_Job_: Your answer should be a single number: the count of lines that include "Jefferson".

_Recorded information_:
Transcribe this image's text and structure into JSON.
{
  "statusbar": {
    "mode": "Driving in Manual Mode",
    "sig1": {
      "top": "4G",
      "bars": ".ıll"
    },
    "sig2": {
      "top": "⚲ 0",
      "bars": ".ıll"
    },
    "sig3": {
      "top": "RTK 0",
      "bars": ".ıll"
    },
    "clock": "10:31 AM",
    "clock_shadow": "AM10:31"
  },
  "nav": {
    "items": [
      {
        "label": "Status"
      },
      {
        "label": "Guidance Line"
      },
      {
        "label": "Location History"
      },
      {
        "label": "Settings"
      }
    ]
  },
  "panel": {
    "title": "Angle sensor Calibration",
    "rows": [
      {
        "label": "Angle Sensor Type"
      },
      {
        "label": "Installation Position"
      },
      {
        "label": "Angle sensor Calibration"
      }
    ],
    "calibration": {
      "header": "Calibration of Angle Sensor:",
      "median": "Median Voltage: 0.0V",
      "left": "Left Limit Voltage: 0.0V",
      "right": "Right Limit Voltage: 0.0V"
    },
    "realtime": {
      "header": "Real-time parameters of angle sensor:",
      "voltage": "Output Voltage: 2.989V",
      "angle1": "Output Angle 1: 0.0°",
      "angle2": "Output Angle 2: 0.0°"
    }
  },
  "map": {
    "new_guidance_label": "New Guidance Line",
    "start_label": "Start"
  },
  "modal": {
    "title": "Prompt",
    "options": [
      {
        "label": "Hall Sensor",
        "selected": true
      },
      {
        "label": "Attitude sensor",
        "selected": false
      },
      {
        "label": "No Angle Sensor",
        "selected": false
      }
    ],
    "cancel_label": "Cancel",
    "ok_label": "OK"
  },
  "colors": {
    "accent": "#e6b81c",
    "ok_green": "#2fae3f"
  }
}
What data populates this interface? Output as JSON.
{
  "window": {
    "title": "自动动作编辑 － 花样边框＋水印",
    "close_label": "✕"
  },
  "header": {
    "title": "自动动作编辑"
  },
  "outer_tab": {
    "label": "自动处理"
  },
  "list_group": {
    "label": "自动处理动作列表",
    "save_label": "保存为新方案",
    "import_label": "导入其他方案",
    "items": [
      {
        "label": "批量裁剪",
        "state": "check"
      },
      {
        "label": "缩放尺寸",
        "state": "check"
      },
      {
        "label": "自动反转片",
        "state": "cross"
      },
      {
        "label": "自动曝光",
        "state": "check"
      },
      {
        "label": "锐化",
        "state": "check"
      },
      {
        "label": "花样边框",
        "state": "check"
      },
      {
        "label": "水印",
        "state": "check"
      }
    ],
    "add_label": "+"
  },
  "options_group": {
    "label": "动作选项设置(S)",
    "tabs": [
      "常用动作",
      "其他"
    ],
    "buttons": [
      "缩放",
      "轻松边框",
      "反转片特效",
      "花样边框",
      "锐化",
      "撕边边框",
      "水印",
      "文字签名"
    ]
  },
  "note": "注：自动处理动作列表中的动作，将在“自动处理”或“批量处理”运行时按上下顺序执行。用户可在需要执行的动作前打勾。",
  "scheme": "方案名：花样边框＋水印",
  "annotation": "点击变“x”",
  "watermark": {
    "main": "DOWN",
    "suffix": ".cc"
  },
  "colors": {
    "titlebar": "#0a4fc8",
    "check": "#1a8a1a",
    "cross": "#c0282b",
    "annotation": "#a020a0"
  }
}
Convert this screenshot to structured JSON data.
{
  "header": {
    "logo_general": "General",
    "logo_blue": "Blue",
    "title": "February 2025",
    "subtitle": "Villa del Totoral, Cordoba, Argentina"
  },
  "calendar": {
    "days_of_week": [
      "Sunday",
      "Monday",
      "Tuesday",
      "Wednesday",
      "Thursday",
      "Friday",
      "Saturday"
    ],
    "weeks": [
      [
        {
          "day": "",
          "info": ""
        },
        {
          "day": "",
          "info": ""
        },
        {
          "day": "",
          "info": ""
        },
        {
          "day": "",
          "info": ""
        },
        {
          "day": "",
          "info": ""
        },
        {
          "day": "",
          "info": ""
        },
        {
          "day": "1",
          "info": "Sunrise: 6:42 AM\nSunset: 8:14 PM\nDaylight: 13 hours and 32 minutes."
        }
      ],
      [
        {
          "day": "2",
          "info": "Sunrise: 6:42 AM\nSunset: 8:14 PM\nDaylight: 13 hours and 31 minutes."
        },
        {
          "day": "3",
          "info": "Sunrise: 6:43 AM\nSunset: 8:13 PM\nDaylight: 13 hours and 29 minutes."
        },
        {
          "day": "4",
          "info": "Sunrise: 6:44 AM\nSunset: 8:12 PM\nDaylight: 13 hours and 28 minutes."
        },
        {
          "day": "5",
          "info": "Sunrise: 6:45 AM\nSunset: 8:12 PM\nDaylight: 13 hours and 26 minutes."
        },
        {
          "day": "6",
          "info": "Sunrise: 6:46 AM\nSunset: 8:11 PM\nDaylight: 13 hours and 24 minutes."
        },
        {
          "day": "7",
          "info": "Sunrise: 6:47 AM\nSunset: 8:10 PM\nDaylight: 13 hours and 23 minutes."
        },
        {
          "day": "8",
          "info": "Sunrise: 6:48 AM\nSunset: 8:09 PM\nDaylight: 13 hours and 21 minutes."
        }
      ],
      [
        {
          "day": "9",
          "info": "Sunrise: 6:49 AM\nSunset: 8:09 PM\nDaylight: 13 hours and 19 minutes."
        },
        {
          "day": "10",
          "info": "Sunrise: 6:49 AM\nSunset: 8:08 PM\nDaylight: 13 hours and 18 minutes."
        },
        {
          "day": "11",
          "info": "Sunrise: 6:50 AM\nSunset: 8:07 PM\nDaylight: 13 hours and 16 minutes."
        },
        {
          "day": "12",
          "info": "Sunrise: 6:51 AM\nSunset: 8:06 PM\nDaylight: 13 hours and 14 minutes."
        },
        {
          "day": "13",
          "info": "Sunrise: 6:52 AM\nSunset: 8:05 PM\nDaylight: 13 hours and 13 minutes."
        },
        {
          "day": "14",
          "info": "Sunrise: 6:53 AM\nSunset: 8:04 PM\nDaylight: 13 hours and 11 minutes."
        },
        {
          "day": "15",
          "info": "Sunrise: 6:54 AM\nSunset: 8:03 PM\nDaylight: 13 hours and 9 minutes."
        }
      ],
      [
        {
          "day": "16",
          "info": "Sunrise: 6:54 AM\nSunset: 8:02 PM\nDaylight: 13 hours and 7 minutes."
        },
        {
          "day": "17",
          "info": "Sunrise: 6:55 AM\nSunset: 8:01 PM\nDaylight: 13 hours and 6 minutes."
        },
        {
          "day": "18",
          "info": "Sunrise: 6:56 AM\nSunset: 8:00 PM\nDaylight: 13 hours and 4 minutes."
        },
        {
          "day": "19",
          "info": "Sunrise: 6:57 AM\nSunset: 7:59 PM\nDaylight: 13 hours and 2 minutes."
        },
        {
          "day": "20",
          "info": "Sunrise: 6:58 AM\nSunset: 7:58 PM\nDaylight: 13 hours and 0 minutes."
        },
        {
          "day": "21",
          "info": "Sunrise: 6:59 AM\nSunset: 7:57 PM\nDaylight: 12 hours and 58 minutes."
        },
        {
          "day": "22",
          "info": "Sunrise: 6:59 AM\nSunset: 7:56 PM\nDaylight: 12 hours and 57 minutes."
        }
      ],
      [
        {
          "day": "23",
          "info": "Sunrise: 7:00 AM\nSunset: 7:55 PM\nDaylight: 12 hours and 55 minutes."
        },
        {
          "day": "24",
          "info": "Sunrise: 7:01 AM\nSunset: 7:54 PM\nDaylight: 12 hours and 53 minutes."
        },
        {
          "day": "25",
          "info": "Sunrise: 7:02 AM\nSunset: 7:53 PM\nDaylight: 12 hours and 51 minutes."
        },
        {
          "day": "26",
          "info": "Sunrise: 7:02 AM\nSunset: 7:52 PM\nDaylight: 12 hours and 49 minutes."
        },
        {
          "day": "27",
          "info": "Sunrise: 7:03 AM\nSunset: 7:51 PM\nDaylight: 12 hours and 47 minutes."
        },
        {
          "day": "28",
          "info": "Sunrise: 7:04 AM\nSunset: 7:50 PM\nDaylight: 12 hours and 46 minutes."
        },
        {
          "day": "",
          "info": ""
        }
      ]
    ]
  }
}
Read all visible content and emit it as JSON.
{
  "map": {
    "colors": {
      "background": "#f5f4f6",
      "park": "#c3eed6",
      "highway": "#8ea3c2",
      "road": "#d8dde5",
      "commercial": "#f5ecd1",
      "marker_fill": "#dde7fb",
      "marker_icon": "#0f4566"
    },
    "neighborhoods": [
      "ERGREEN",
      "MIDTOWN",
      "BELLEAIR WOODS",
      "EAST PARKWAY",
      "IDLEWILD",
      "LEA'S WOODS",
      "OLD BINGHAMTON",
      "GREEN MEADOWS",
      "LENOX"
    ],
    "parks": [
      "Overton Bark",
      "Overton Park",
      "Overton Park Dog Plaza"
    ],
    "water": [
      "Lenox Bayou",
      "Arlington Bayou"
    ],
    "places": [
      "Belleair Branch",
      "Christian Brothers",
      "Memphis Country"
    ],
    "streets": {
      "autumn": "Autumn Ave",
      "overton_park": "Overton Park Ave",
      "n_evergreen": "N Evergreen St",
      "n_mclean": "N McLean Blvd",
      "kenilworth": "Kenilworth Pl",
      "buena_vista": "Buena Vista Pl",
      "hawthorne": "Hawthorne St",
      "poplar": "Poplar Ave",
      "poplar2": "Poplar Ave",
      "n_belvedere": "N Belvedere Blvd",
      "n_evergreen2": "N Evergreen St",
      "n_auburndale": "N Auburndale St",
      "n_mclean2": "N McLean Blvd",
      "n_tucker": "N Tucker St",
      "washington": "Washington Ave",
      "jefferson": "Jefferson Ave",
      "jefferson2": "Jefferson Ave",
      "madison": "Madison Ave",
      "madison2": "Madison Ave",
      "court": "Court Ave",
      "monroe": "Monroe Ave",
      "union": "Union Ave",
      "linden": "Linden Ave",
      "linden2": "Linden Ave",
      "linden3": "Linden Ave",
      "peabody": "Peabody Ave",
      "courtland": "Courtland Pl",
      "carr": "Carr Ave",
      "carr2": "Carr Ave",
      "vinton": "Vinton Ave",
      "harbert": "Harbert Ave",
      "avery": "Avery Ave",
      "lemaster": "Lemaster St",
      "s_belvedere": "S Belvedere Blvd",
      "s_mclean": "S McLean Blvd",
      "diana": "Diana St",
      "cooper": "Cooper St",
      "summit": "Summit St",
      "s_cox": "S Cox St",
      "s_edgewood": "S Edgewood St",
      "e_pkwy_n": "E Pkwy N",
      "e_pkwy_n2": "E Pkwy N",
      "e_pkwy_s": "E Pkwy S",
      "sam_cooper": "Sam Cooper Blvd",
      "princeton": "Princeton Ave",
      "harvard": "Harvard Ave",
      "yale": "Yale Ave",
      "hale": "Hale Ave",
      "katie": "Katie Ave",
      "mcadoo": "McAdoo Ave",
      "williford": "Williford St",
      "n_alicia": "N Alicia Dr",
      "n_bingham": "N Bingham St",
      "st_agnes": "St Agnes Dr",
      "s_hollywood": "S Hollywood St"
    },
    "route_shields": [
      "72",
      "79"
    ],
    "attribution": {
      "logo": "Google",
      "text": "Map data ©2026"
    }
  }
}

_Expected output_: 2